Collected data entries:

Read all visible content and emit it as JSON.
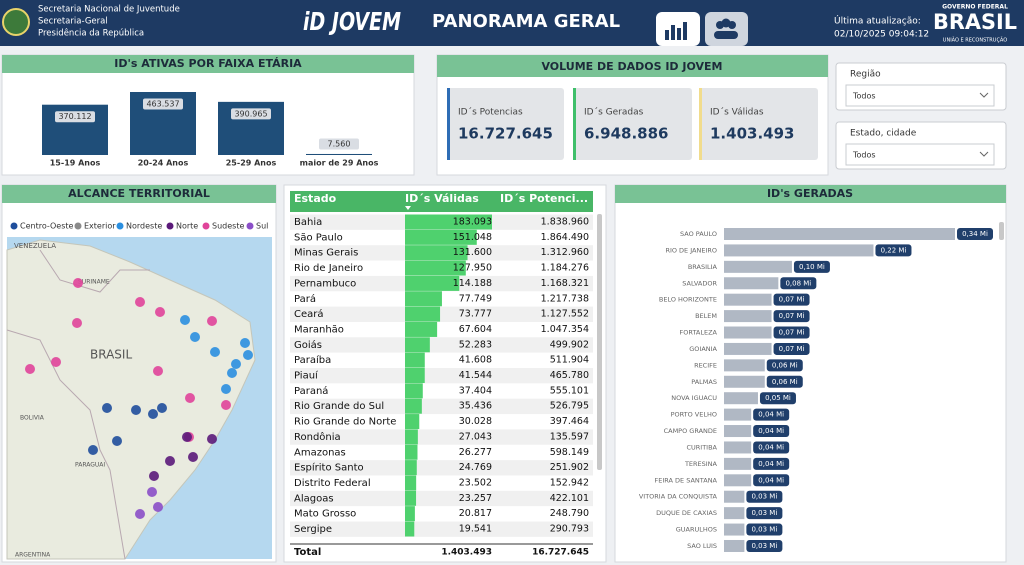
{
  "header": {
    "org_lines": [
      "Secretaria Nacional de Juventude",
      "Secretaria-Geral",
      "Presidência da República"
    ],
    "logo": "iD JOVEM",
    "title": "PANORAMA GERAL",
    "update_label": "Última atualização:",
    "update_time": "02/10/2025 09:04:12",
    "gov_top": "GOVERNO FEDERAL",
    "gov_brand": "BRASIL",
    "gov_slogan": "UNIÃO E RECONSTRUÇÃO"
  },
  "age_panel": {
    "title": "ID's ATIVAS POR FAIXA ETÁRIA",
    "chart": {
      "type": "bar",
      "categories": [
        "15-19 Anos",
        "20-24 Anos",
        "25-29 Anos",
        "maior de 29 Anos"
      ],
      "values": [
        370112,
        463537,
        390965,
        7560
      ],
      "value_labels": [
        "370.112",
        "463.537",
        "390.965",
        "7.560"
      ],
      "color": "#1f4e79"
    }
  },
  "volume_panel": {
    "title": "VOLUME DE DADOS ID JOVEM",
    "cards": [
      {
        "label": "ID´s Potencias",
        "value": "16.727.645",
        "color": "#2f6db5"
      },
      {
        "label": "ID´s Geradas",
        "value": "6.948.886",
        "color": "#3fbf6a"
      },
      {
        "label": "ID´s Válidas",
        "value": "1.403.493",
        "color": "#f1dc8c"
      }
    ]
  },
  "filters": [
    {
      "label": "Região",
      "value": "Todos"
    },
    {
      "label": "Estado, cidade",
      "value": "Todos"
    }
  ],
  "map_panel": {
    "title": "ALCANCE TERRITORIAL",
    "legend": [
      {
        "name": "Centro-Oeste",
        "color": "#1f4e9c"
      },
      {
        "name": "Exterior",
        "color": "#8a8a8a"
      },
      {
        "name": "Nordeste",
        "color": "#2b8fe0"
      },
      {
        "name": "Norte",
        "color": "#5b1a7a"
      },
      {
        "name": "Sudeste",
        "color": "#e0449a"
      },
      {
        "name": "Sul",
        "color": "#8b4fc8"
      }
    ],
    "map_labels": [
      "VENEZUELA",
      "SURINAME",
      "BRASIL",
      "BOLIVIA",
      "PARAGUAI",
      "ARGENTINA"
    ]
  },
  "table": {
    "columns": [
      "Estado",
      "ID´s Válidas",
      "ID´s Potenci..."
    ],
    "rows": [
      [
        "Bahia",
        "183.093",
        "1.838.960"
      ],
      [
        "São Paulo",
        "151.048",
        "1.864.490"
      ],
      [
        "Minas Gerais",
        "131.600",
        "1.312.960"
      ],
      [
        "Rio de Janeiro",
        "127.950",
        "1.184.276"
      ],
      [
        "Pernambuco",
        "114.188",
        "1.168.321"
      ],
      [
        "Pará",
        "77.749",
        "1.217.738"
      ],
      [
        "Ceará",
        "73.777",
        "1.127.552"
      ],
      [
        "Maranhão",
        "67.604",
        "1.047.354"
      ],
      [
        "Goiás",
        "52.283",
        "499.902"
      ],
      [
        "Paraíba",
        "41.608",
        "511.904"
      ],
      [
        "Piauí",
        "41.544",
        "465.780"
      ],
      [
        "Paraná",
        "37.404",
        "555.101"
      ],
      [
        "Rio Grande do Sul",
        "35.436",
        "526.795"
      ],
      [
        "Rio Grande do Norte",
        "30.028",
        "397.464"
      ],
      [
        "Rondônia",
        "27.043",
        "135.597"
      ],
      [
        "Amazonas",
        "26.277",
        "598.149"
      ],
      [
        "Espírito Santo",
        "24.769",
        "251.902"
      ],
      [
        "Distrito Federal",
        "23.502",
        "152.942"
      ],
      [
        "Alagoas",
        "23.257",
        "422.101"
      ],
      [
        "Mato Grosso",
        "20.817",
        "248.790"
      ],
      [
        "Sergipe",
        "19.541",
        "290.793"
      ]
    ],
    "total": [
      "Total",
      "1.403.493",
      "16.727.645"
    ]
  },
  "cities_panel": {
    "title": "ID's GERADAS",
    "chart": {
      "type": "bar",
      "orientation": "horizontal",
      "categories": [
        "SAO PAULO",
        "RIO DE JANEIRO",
        "BRASILIA",
        "SALVADOR",
        "BELO HORIZONTE",
        "BELEM",
        "FORTALEZA",
        "GOIANIA",
        "RECIFE",
        "PALMAS",
        "NOVA IGUACU",
        "PORTO VELHO",
        "CAMPO GRANDE",
        "CURITIBA",
        "TERESINA",
        "FEIRA DE SANTANA",
        "VITORIA DA CONQUISTA",
        "DUQUE DE CAXIAS",
        "GUARULHOS",
        "SAO LUIS"
      ],
      "values": [
        0.34,
        0.22,
        0.1,
        0.08,
        0.07,
        0.07,
        0.07,
        0.07,
        0.06,
        0.06,
        0.05,
        0.04,
        0.04,
        0.04,
        0.04,
        0.04,
        0.03,
        0.03,
        0.03,
        0.03
      ],
      "value_labels": [
        "0,34 Mi",
        "0,22 Mi",
        "0,10 Mi",
        "0,08 Mi",
        "0,07 Mi",
        "0,07 Mi",
        "0,07 Mi",
        "0,07 Mi",
        "0,06 Mi",
        "0,06 Mi",
        "0,05 Mi",
        "0,04 Mi",
        "0,04 Mi",
        "0,04 Mi",
        "0,04 Mi",
        "0,04 Mi",
        "0,03 Mi",
        "0,03 Mi",
        "0,03 Mi",
        "0,03 Mi"
      ],
      "color": "#b0b8c4"
    }
  }
}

→ **PROBLEM TO SOLVE**
Copy each line of the records above that carries the word "Anos".

→ **TASK RESPONSE**
        "15-19 Anos",
        "20-24 Anos",
        "25-29 Anos",
        "maior de 29 Anos"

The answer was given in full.